SHORT PROBLEM
What is the count of lines in the listing below that hold the string "dates"? Reply with that number alone.

↓

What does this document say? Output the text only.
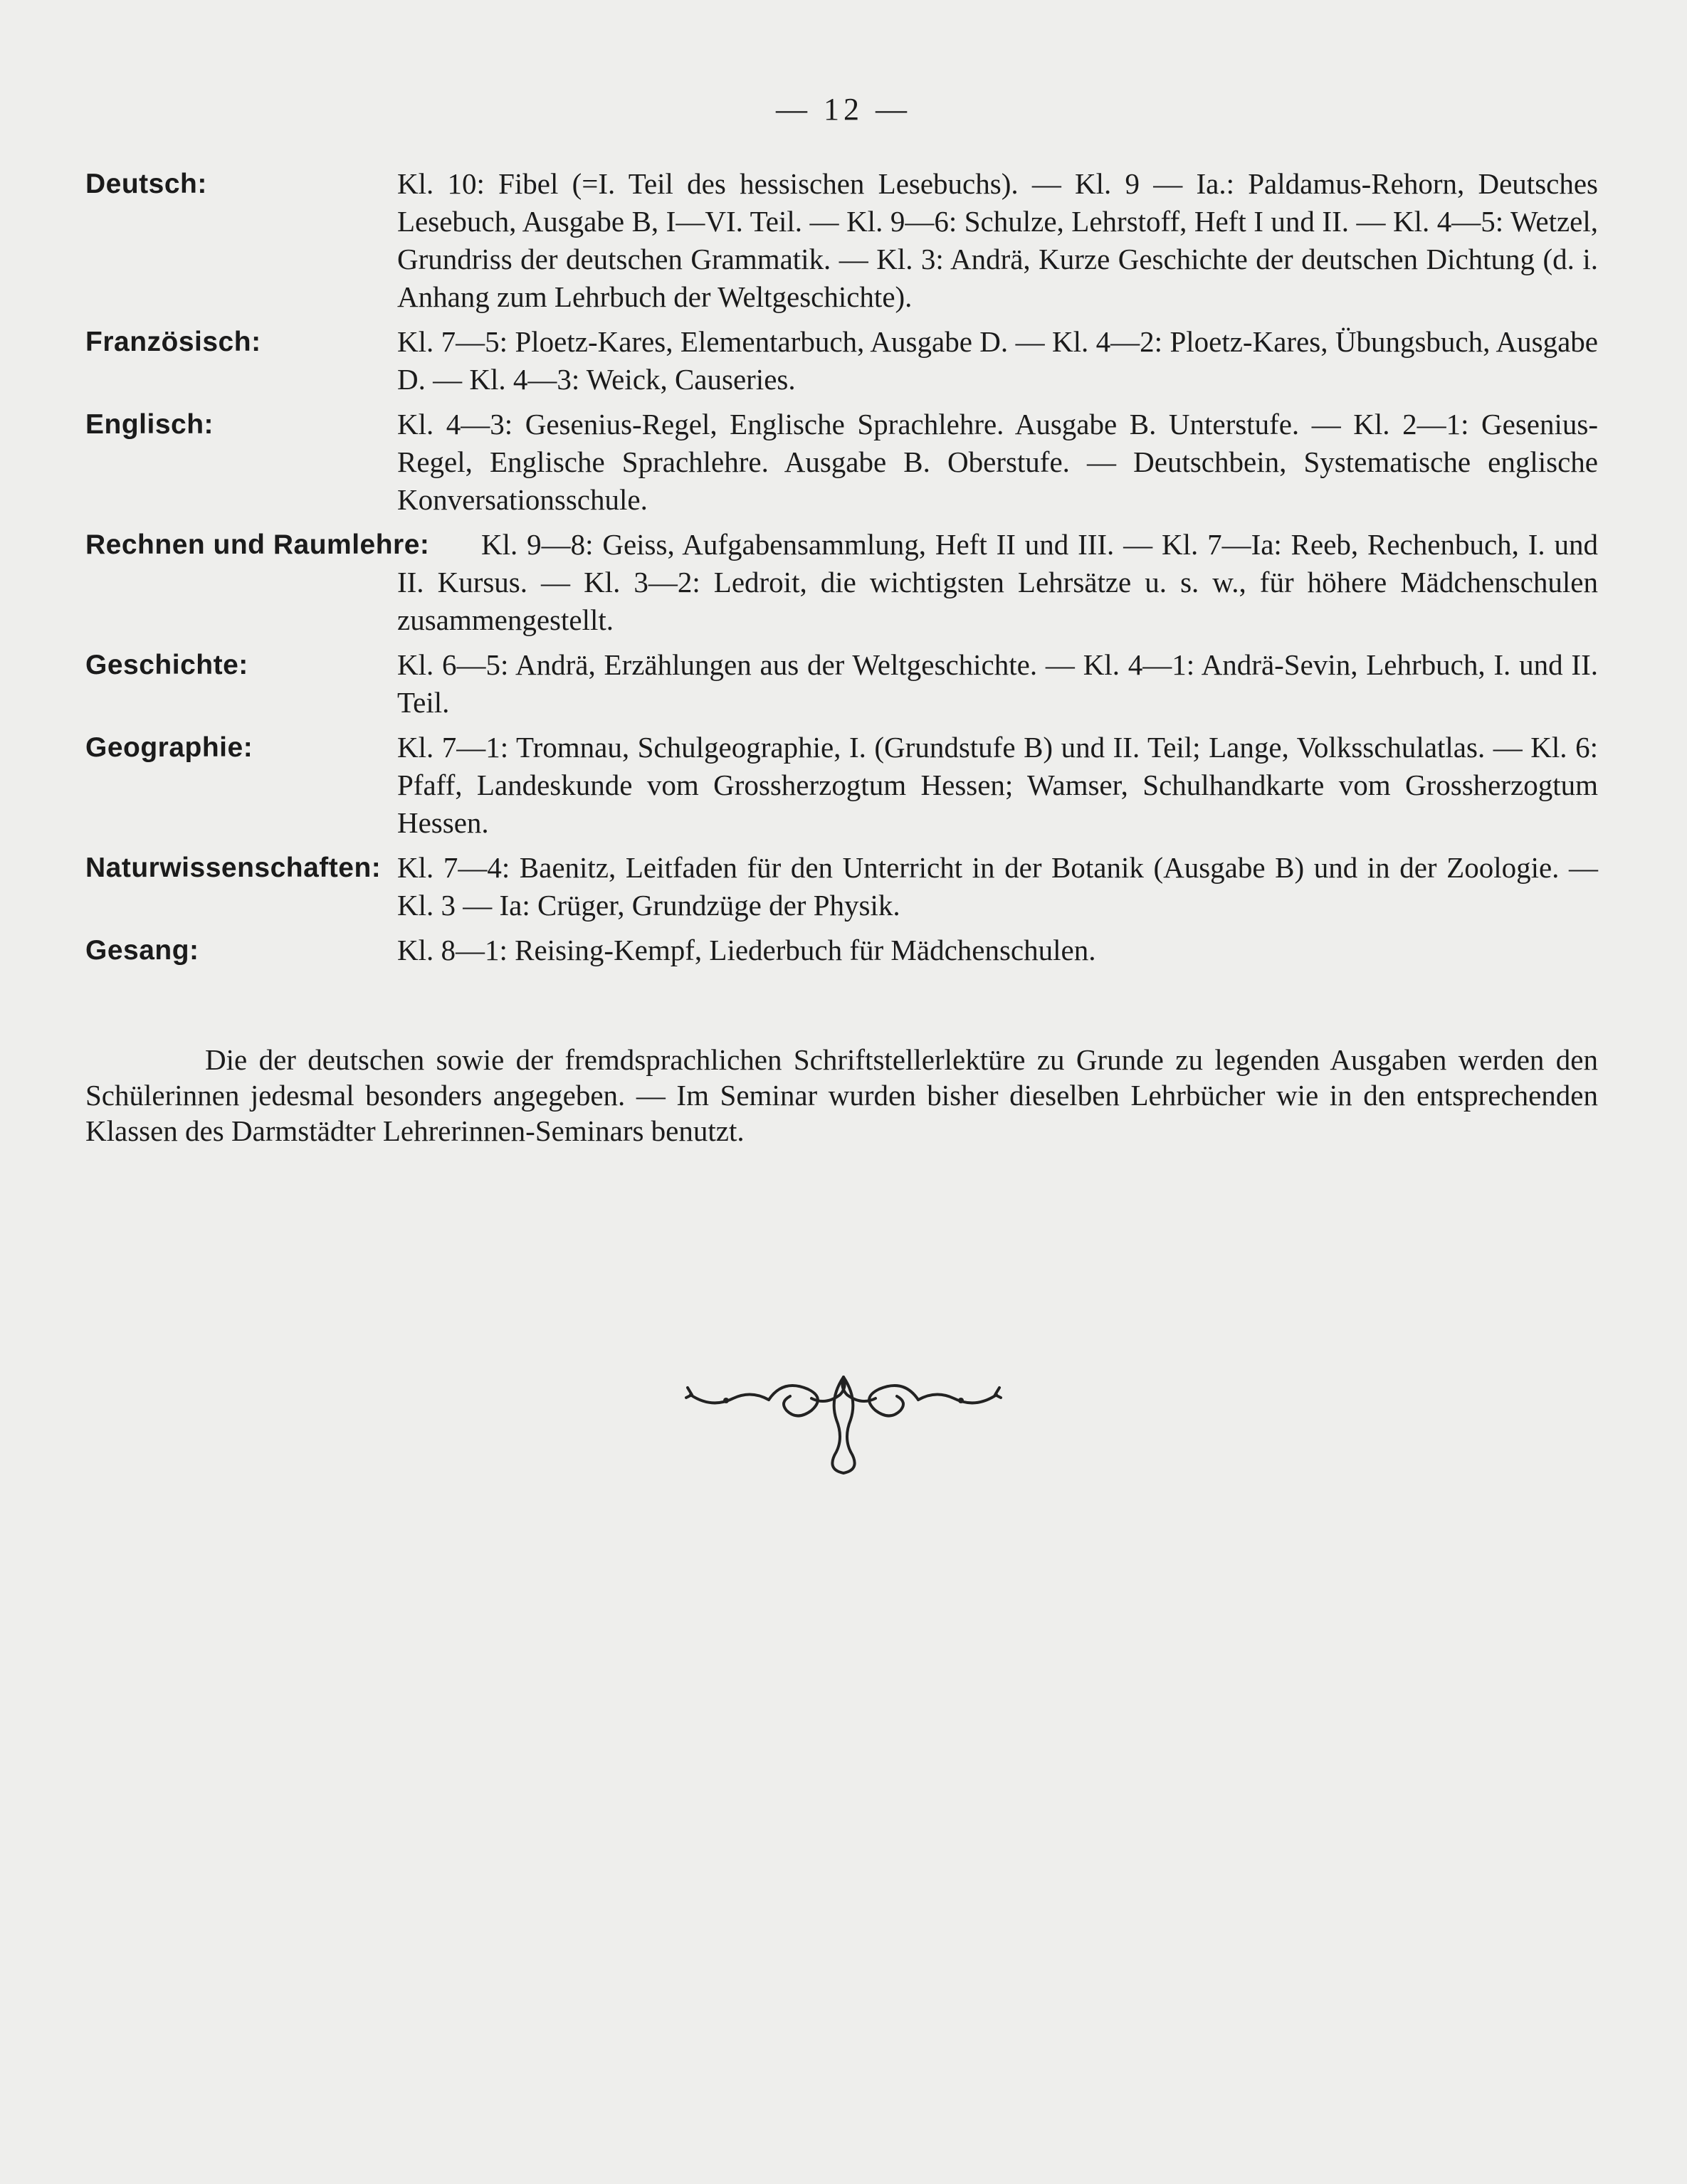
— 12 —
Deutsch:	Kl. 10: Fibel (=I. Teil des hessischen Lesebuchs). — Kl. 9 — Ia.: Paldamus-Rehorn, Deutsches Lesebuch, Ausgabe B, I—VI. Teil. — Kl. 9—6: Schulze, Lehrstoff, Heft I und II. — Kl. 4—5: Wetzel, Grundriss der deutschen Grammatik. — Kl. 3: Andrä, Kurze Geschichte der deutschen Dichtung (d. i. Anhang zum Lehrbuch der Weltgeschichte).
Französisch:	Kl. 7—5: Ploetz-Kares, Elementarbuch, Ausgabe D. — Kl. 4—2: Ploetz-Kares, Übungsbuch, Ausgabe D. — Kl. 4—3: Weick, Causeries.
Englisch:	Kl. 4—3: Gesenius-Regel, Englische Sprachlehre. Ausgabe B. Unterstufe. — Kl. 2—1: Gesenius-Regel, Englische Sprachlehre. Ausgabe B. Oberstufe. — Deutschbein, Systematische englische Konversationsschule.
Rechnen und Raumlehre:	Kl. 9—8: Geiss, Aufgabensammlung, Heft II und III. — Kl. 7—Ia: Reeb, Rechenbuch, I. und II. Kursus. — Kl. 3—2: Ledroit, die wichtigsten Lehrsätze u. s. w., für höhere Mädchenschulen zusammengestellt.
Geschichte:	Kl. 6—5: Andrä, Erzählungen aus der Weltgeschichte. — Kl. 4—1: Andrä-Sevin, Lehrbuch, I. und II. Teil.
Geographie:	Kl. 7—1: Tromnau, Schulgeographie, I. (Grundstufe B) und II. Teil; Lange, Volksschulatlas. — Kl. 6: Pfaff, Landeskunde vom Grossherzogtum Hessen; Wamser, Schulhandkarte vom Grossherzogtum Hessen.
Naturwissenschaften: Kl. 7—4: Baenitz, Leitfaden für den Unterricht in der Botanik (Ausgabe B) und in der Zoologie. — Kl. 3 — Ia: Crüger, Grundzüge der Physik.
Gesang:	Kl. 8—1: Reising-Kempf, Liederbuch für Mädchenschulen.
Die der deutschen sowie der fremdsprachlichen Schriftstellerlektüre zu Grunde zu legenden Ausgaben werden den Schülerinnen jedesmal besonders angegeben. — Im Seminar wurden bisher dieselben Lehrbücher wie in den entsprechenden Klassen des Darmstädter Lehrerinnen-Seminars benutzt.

↑
↓

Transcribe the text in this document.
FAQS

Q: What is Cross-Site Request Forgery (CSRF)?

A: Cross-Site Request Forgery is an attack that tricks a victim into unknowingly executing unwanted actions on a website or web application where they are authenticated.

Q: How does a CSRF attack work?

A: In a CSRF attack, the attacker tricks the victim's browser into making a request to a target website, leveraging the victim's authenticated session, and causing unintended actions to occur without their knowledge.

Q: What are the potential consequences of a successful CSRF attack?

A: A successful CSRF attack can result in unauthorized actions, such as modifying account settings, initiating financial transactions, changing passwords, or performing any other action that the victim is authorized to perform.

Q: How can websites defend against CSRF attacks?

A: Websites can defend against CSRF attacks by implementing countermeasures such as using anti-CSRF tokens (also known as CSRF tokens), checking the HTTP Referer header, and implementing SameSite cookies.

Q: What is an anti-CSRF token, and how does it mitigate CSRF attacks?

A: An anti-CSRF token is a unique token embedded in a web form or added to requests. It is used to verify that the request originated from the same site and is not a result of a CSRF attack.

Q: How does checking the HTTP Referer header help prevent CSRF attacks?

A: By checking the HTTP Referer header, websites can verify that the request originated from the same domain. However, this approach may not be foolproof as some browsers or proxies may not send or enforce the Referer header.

↑
↓

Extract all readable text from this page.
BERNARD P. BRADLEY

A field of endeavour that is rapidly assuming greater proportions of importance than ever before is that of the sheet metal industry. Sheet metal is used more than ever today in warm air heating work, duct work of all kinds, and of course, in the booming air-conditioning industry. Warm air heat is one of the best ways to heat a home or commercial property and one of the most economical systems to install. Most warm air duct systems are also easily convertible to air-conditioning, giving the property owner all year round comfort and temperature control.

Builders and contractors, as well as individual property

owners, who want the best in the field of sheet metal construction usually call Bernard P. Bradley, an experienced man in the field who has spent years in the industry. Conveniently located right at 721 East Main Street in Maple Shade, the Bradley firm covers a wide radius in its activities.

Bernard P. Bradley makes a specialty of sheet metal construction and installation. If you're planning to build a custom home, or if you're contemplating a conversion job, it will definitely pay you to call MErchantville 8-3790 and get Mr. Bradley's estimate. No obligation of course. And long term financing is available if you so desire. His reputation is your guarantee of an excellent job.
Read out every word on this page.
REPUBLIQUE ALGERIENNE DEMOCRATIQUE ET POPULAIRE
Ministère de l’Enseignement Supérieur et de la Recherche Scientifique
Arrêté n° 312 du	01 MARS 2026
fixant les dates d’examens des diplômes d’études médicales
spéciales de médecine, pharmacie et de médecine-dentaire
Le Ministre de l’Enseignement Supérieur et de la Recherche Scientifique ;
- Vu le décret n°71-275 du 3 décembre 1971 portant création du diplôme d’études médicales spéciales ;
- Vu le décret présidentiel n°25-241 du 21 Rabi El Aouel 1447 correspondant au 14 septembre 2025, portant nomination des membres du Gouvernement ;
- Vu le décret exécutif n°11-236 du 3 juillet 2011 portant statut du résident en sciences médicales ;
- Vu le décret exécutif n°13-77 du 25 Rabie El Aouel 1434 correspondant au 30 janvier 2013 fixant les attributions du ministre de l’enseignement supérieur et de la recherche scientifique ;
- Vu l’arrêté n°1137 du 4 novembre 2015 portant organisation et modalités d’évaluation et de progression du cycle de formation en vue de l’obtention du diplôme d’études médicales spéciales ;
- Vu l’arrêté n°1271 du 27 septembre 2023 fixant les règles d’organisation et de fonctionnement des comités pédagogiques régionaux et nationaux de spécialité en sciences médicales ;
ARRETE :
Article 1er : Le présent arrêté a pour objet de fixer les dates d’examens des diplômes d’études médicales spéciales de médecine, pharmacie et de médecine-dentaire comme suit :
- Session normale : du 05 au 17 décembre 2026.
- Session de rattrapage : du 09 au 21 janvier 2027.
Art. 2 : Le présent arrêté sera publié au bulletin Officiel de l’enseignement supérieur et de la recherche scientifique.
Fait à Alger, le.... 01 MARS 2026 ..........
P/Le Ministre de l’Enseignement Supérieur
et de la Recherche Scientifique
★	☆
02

↑

THE ANSWER
2